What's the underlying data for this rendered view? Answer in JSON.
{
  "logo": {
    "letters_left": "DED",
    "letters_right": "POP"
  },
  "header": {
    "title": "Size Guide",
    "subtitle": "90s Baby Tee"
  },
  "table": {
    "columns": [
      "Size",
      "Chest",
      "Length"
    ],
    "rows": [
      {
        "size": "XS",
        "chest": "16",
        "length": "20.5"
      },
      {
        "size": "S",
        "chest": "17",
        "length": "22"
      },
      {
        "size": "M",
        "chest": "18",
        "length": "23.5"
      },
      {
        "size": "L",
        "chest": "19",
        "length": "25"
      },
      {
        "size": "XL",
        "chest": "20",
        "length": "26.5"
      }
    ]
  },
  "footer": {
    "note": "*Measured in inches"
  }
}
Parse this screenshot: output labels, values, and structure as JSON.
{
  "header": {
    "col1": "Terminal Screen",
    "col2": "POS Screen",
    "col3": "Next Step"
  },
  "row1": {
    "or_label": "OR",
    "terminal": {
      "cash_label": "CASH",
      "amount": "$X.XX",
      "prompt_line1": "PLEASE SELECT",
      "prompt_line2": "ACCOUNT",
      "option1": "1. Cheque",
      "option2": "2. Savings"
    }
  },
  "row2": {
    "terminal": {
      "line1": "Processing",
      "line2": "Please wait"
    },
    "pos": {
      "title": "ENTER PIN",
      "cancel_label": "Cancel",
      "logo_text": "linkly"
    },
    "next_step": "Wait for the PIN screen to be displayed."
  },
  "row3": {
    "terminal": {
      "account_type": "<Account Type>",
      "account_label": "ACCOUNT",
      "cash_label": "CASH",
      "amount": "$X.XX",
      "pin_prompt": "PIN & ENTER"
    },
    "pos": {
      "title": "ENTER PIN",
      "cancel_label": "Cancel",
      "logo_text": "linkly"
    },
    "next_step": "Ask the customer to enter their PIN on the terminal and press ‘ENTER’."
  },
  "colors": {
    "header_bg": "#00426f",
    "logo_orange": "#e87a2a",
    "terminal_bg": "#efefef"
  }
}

::::::::::

Goal: Reproduce the records above exactly, starting with the line that contains "Parse this screenshot: output" and ending with the last line.

Task answer:
Parse this screenshot: output labels, values, and structure as JSON.
{
  "header": {
    "col1": "Terminal Screen",
    "col2": "POS Screen",
    "col3": "Next Step"
  },
  "row1": {
    "or_label": "OR",
    "terminal": {
      "cash_label": "CASH",
      "amount": "$X.XX",
      "prompt_line1": "PLEASE SELECT",
      "prompt_line2": "ACCOUNT",
      "option1": "1. Cheque",
      "option2": "2. Savings"
    }
  },
  "row2": {
    "terminal": {
      "line1": "Processing",
      "line2": "Please wait"
    },
    "pos": {
      "title": "ENTER PIN",
      "cancel_label": "Cancel",
      "logo_text": "linkly"
    },
    "next_step": "Wait for the PIN screen to be displayed."
  },
  "row3": {
    "terminal": {
      "account_type": "<Account Type>",
      "account_label": "ACCOUNT",
      "cash_label": "CASH",
      "amount": "$X.XX",
      "pin_prompt": "PIN & ENTER"
    },
    "pos": {
      "title": "ENTER PIN",
      "cancel_label": "Cancel",
      "logo_text": "linkly"
    },
    "next_step": "Ask the customer to enter their PIN on the terminal and press ‘ENTER’."
  },
  "colors": {
    "header_bg": "#00426f",
    "logo_orange": "#e87a2a",
    "terminal_bg": "#efefef"
  }
}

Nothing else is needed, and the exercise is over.